* _Textauszug_
════════

Laut Thomas Erlemann (50) kamen rund 300 Personen. Der Sozialpädagoge hat für das Migros-Magazin fünf Sorgen der Nachbarschaft formuliert. Patrick Schnidrig (47), Immobilienunternehmer und Präsident von Scientology Basel, antwortet darauf:
Eine Sekte in einem Wohnquartier, das geht einfach nicht. Wir befürchten, dass Scientology aktiv missioniert. Erste Flyer in Briefkästen gab es bereits.
In anderen Ländern bietet Scientology günstige Nachhilfestunden für Schulkinder an und versucht so, über ahnungslose Kinder und Jugendliche an die Eltern heranzukommen. Planen Sie so was auch bei uns?
Nein, wir planen keine Nachhilfestunden für Schulkinder. Aber ein wichtiger Teil der Scientology ist unsere Studier­Technologie. Bildung ist wohl das wichtigste Fundament für Erfolg und Selbständigkeit im Leben. Die Fähigkeit, zu studieren, ist unersetzlich. Wir bieten das weltweit an, auch in Basel.
Scientology bezeichnet sich selbst als Kirche. Beschäftigt man sich aber näher damit, spricht mit Ehemaligen oder schaut den neuen Dokumentarfilm «Going Clear: Scientology and the Prison of Belief» des US-Bezahlsenders HBO an, wird klar: Das ist keine Religion, sondern eine gut organisierte Betrügerbande, eine reine Geldmaschine, deren Ziel es ist, ihren Anhängern so viele Mittel wie möglich aus der Tasche zu ziehen.
Es ist völlig okay, dass es Ehemalige gibt, die gibt es überall. Scientology bietet Wissen und Werkzeuge für die alltäglichen Herausforderungen im Leben, für Beruf und Familie. Und ja, die Dienste und Bücher kosten etwas. Das ist völlig legitim, und wir finanzieren uns so. In vielen Ländern sind wir als Religion anerkannt, sogar der Bundesrat erklärte, dass wir als Religionsgemeinschaft zu behandeln sind. Es ist uns sehr wichtig, dass Leute sich aus erster Hand informieren und so sehen, dass Falschinformationen kursieren. Unser neues Gebäude gibt dazu eine gute Möglichkeit. HBO macht übrigens keine Dokumentarfilme, sondern erstellt gegen Bezahlung völlig einseitige Angriffe gegenüber Organisationen, so auch gegen den verstorbenen Apple-Chef Steve Jobs und andere.
Die Universitären Psychiatrischen Kliniken Basel sind keine 500 Meter entfernt vom neuen Zentrum. Die Psychiatrie jedoch gehört zu den Lieblingsfeinden von Scientology – diese Nachbarschaft birgt grosses Konfliktpotenzial. Kommt hinzu, dass psychisch labile Menschen zu den Hauptopfern von Sekten gehören.

════════

* _Aufgabenliste_
#1 Welche Funktion hat Patrick Schnidrig laut dem Textauszug über Scientology Basel neben seiner Tätigkeit als Immobilienunternehmer?
#2 Gib aus dem Textauszug über Scientology Basel den Teil wortgetreu wieder, der mit den Worten „In anderen Ländern“ beginnt und mit „auch in Basel.“ schließt.

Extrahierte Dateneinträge
════════

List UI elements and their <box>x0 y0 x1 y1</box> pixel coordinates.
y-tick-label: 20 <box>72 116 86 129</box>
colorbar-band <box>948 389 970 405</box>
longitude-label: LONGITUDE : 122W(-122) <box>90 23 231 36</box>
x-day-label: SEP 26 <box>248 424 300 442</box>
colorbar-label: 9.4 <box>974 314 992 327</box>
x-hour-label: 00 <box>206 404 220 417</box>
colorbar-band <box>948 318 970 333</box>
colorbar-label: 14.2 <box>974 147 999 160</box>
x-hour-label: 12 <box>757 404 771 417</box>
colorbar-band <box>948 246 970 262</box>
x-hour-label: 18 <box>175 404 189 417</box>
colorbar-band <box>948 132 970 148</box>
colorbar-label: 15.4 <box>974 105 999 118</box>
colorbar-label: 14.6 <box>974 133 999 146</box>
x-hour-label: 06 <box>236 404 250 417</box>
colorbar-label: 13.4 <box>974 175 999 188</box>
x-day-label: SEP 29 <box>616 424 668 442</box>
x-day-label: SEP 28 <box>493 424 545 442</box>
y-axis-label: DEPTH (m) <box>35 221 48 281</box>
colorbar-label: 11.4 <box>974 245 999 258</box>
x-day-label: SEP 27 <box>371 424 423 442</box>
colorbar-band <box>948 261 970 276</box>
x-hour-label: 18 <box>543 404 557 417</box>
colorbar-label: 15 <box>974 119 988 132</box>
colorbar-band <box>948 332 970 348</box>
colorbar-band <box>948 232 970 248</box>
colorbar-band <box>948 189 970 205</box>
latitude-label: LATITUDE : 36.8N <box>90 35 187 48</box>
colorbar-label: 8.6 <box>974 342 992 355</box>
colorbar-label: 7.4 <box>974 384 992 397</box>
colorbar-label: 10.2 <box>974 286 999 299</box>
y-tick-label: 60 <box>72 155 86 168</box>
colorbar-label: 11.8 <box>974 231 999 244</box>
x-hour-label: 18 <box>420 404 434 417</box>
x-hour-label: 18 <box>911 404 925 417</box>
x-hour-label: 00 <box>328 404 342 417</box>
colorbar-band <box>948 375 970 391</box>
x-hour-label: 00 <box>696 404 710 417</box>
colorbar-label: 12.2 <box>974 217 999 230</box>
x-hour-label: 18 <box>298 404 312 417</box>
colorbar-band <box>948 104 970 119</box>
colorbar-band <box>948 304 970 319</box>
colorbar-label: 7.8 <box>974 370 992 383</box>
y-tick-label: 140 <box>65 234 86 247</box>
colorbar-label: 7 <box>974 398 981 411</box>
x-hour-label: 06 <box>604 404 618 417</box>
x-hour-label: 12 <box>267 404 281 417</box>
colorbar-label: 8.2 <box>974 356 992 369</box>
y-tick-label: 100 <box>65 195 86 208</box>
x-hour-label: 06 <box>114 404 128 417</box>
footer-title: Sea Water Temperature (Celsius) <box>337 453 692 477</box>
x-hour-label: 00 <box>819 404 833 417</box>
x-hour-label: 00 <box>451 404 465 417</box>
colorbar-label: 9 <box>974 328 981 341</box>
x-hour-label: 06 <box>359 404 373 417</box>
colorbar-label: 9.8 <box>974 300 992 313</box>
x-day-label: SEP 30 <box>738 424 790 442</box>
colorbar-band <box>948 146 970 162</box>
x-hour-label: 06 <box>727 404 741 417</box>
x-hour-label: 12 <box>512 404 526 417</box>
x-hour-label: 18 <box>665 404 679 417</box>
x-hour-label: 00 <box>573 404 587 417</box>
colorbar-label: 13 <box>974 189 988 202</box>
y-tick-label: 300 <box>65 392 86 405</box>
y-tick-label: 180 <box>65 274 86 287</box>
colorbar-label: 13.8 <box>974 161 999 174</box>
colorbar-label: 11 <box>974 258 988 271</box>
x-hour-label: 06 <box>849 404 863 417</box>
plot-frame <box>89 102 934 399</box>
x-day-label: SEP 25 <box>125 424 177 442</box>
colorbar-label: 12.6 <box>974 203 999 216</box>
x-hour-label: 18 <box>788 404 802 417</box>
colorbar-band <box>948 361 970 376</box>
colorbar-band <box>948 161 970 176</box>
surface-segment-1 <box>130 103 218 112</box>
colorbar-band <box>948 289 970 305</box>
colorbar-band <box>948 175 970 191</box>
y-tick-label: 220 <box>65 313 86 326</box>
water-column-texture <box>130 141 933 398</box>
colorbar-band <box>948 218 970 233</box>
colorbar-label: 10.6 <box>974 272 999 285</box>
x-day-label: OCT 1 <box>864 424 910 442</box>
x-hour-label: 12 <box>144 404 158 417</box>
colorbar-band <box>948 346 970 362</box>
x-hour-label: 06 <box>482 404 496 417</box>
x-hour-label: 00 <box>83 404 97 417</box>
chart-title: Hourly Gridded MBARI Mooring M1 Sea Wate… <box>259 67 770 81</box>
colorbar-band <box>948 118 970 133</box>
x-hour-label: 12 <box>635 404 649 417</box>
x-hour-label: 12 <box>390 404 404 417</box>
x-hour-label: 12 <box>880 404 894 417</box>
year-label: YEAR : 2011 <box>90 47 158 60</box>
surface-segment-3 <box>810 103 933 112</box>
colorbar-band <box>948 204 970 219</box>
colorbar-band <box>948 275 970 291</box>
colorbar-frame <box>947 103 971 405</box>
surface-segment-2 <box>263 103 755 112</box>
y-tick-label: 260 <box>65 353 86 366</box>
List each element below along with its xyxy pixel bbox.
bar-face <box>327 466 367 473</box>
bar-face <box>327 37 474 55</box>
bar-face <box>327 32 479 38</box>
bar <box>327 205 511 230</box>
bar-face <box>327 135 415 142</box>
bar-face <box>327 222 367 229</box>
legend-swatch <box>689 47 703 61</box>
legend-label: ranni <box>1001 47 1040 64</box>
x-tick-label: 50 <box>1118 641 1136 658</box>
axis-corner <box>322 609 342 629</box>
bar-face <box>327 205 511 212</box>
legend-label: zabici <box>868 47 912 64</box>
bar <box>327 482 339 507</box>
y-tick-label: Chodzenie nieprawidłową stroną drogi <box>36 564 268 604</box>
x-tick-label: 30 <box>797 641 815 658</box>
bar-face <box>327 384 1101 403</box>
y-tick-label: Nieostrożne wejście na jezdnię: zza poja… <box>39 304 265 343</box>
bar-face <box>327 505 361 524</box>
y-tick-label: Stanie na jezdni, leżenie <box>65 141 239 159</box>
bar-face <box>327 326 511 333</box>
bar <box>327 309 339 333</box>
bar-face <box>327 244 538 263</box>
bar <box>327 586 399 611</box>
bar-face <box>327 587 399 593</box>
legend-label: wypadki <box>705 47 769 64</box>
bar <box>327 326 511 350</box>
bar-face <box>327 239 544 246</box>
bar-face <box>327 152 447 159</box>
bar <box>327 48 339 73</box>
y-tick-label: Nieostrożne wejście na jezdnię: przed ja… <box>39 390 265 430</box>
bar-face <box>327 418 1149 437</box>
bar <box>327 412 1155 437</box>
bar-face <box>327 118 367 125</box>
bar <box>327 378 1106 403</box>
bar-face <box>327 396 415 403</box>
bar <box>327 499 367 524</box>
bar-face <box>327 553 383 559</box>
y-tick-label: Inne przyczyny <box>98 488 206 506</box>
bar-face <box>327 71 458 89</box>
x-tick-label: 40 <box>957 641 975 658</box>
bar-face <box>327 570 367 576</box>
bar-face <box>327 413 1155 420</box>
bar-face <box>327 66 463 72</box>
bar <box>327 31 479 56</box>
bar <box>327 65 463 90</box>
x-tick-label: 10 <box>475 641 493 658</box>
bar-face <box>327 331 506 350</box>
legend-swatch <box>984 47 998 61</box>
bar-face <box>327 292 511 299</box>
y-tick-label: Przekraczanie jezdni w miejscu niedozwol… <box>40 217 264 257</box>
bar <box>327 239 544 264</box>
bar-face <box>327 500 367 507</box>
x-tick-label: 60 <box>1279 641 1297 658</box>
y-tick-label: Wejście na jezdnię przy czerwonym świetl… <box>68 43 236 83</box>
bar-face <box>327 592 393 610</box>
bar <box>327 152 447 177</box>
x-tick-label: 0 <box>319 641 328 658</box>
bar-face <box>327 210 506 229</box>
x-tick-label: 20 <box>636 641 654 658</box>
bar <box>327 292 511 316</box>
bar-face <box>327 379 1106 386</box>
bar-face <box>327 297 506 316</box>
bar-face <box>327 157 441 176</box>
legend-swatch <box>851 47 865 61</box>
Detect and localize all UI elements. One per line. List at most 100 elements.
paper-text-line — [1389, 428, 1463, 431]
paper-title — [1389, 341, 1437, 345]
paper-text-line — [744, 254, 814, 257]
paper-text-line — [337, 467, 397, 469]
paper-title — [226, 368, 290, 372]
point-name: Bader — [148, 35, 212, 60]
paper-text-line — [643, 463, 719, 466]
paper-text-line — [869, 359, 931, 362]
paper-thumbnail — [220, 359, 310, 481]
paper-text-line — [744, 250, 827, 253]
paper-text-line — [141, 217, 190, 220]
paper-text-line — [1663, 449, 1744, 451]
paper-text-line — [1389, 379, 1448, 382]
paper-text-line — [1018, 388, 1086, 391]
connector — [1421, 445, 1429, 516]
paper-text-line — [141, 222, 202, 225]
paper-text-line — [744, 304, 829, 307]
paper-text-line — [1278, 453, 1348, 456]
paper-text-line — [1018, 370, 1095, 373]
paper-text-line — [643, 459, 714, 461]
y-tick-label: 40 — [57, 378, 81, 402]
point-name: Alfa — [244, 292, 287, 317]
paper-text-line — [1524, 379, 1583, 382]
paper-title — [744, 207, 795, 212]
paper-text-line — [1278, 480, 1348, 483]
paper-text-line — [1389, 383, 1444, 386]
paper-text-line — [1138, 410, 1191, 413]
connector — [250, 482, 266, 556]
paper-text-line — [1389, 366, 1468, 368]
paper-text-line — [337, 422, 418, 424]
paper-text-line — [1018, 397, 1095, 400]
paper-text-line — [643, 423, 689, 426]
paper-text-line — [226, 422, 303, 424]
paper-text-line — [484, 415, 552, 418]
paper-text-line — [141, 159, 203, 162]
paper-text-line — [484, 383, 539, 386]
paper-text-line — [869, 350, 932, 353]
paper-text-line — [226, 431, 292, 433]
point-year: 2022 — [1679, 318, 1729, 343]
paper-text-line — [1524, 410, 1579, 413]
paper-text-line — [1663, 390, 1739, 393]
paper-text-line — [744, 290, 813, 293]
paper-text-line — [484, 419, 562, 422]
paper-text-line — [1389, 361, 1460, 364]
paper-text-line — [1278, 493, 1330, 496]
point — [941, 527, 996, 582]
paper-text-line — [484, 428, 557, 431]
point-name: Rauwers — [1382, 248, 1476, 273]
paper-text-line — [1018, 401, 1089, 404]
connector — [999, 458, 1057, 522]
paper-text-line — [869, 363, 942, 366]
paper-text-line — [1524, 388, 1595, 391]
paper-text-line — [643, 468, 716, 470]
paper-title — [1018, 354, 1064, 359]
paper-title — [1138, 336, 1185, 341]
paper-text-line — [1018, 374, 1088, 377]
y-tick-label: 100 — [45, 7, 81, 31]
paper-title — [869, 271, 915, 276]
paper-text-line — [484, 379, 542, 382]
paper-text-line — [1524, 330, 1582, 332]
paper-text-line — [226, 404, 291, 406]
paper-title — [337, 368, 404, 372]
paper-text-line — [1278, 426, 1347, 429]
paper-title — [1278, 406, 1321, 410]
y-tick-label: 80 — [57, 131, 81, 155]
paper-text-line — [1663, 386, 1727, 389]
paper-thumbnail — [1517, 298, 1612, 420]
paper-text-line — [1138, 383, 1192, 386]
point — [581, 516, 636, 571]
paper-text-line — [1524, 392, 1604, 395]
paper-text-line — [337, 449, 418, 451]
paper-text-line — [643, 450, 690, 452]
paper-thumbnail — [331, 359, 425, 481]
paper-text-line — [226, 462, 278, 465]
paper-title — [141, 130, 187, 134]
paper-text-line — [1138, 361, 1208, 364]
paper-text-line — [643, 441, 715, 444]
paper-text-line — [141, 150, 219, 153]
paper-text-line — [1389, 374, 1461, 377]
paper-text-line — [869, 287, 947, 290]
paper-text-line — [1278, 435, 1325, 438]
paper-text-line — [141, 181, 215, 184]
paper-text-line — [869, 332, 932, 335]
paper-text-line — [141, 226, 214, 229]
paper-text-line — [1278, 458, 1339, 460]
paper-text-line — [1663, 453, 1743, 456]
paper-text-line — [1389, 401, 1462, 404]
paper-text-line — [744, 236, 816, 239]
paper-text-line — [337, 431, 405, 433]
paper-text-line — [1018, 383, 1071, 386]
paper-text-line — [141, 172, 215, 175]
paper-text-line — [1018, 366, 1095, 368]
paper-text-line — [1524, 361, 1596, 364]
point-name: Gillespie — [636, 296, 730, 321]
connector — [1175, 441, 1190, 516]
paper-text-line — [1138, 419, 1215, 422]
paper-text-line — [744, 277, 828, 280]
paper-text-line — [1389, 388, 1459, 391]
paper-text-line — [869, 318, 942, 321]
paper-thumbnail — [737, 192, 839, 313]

════════

* _Ergebnisse je Aufgabe_
#1 Er ist Präsident von Scientology Basel.

#2
In anderen Ländern bietet Scientology günstige Nachhilfestunden für Schulkinder an und versucht so, über ahnungslose Kinder und Jugendliche an die Eltern heranzukommen. Planen Sie so was auch bei uns?
Nein, wir planen keine Nachhilfestunden für Schulkinder. Aber ein wichtiger Teil der Scientology ist unsere Studier­Technologie. Bildung ist wohl das wichtigste Fundament für Erfolg und Selbständigkeit im Leben. Die Fähigkeit, zu studieren, ist unersetzlich. Wir bieten das weltweit an, auch in Basel.